* [What you are asked to do]:
Copy the records that follow exactly as written, but not their pictures.

===============

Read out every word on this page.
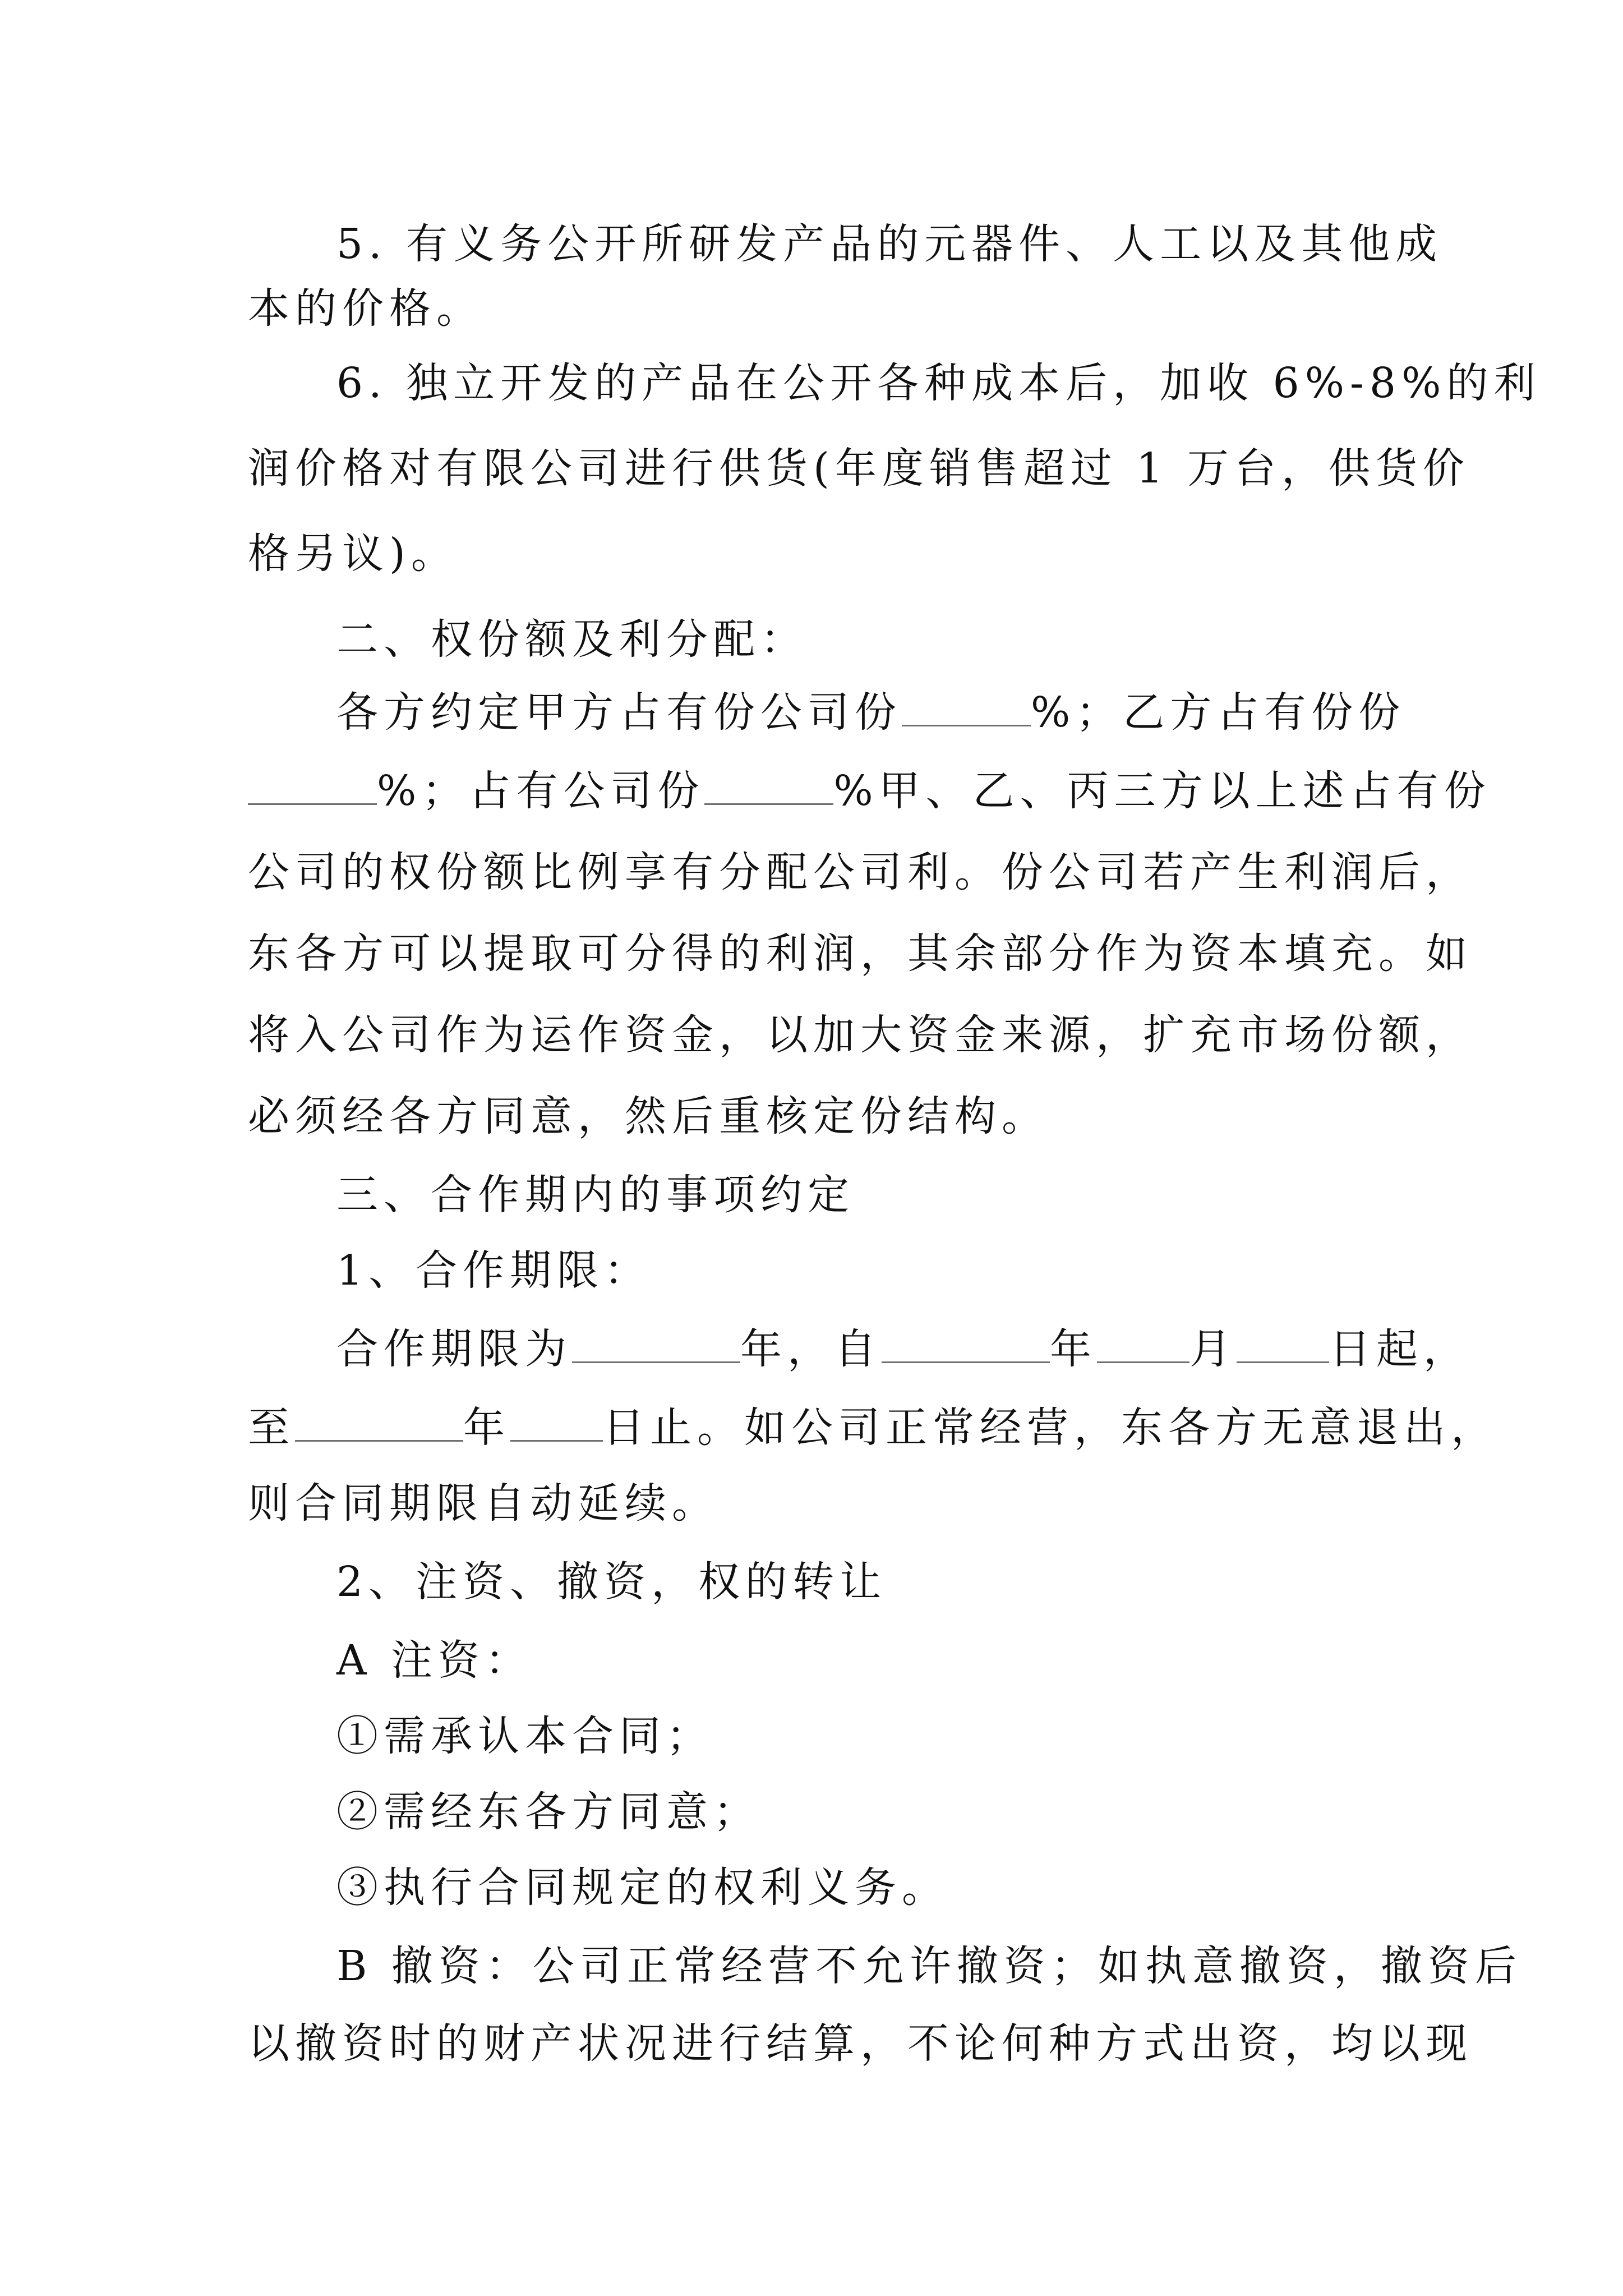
5. 有义务公开所研发产品的元器件、人工以及其他成
本的价格。
6. 独立开发的产品在公开各种成本后，加收 6%-8%的利
润价格对有限公司进行供货(年度销售超过 1 万台，供货价
格另议)。
二、权份额及利分配：
各方约定甲方占有份公司份	%；乙方占有份份
%；占有公司份	%甲、乙、丙三方以上述占有份
公司的权份额比例享有分配公司利。份公司若产生利润后，
东各方可以提取可分得的利润，其余部分作为资本填充。如
将入公司作为运作资金，以加大资金来源，扩充市场份额，
必须经各方同意，然后重核定份结构。
三、合作期内的事项约定
1、合作期限：
合作期限为	年，自	年 月 日起，
至	年 日止。如公司正常经营，东各方无意退出，
则合同期限自动延续。
2、注资、撤资，权的转让
A 注资：
①需承认本合同；
②需经东各方同意；
③执行合同规定的权利义务。
B 撤资：公司正常经营不允许撤资；如执意撤资，撤资后
以撤资时的财产状况进行结算，不论何种方式出资，均以现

===============

* [Solution for this problem]:
Read out every word on this page.
5. 有义务公开所研发产品的元器件、人工以及其他成
本的价格。
6. 独立开发的产品在公开各种成本后，加收 6%-8%的利
润价格对有限公司进行供货(年度销售超过 1 万台，供货价
格另议)。
二、权份额及利分配：
各方约定甲方占有份公司份	%；乙方占有份份
%；占有公司份	%甲、乙、丙三方以上述占有份
公司的权份额比例享有分配公司利。份公司若产生利润后，
东各方可以提取可分得的利润，其余部分作为资本填充。如
将入公司作为运作资金，以加大资金来源，扩充市场份额，
必须经各方同意，然后重核定份结构。
三、合作期内的事项约定
1、合作期限：
合作期限为	年，自	年 月 日起，
至	年 日止。如公司正常经营，东各方无意退出，
则合同期限自动延续。
2、注资、撤资，权的转让
A 注资：
①需承认本合同；
②需经东各方同意；
③执行合同规定的权利义务。
B 撤资：公司正常经营不允许撤资；如执意撤资，撤资后
以撤资时的财产状况进行结算，不论何种方式出资，均以现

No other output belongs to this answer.